(Written problem) Could you write out every record below exactly, leaving out any pictures?

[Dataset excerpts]
◆ ◆ ◆ ◆ ◆
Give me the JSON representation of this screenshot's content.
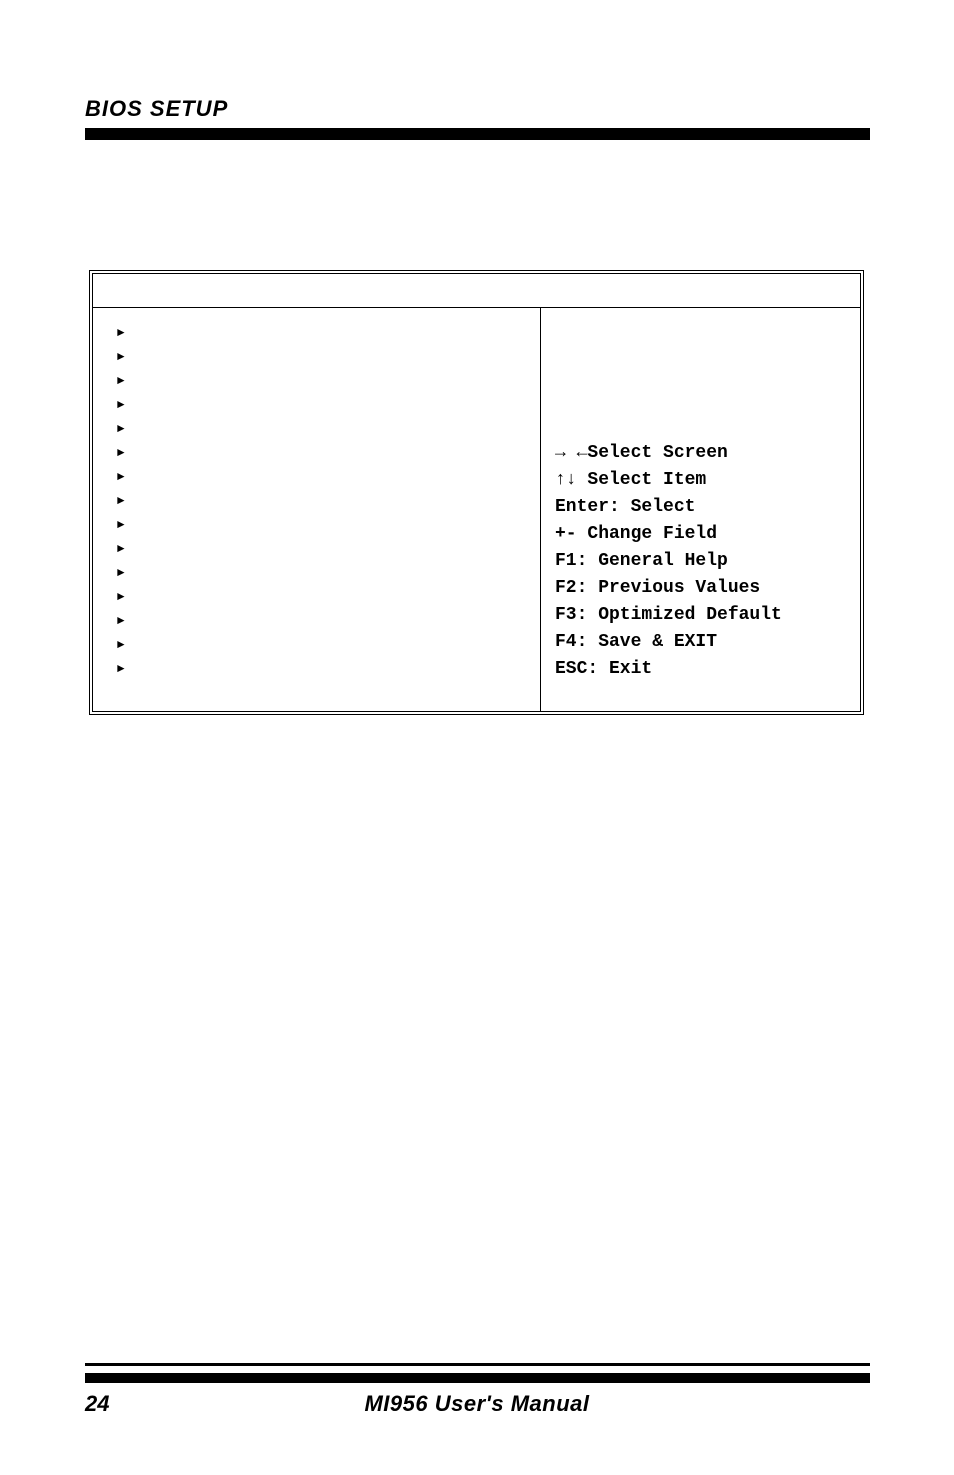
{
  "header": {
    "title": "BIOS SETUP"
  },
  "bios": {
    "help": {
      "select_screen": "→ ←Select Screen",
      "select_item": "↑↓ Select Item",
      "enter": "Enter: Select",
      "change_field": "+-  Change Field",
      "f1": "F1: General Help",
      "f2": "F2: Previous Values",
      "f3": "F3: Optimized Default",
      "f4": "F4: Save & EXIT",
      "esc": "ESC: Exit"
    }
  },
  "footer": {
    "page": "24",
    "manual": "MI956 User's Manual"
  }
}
◆ ◆ ◆ ◆ ◆
(Task answer)
Give me the JSON representation of this screenshot's content.
{
  "header": {
    "title": "BIOS SETUP"
  },
  "bios": {
    "help": {
      "select_screen": "→ ←Select Screen",
      "select_item": "↑↓ Select Item",
      "enter": "Enter: Select",
      "change_field": "+-  Change Field",
      "f1": "F1: General Help",
      "f2": "F2: Previous Values",
      "f3": "F3: Optimized Default",
      "f4": "F4: Save & EXIT",
      "esc": "ESC: Exit"
    }
  },
  "footer": {
    "page": "24",
    "manual": "MI956 User's Manual"
  }
}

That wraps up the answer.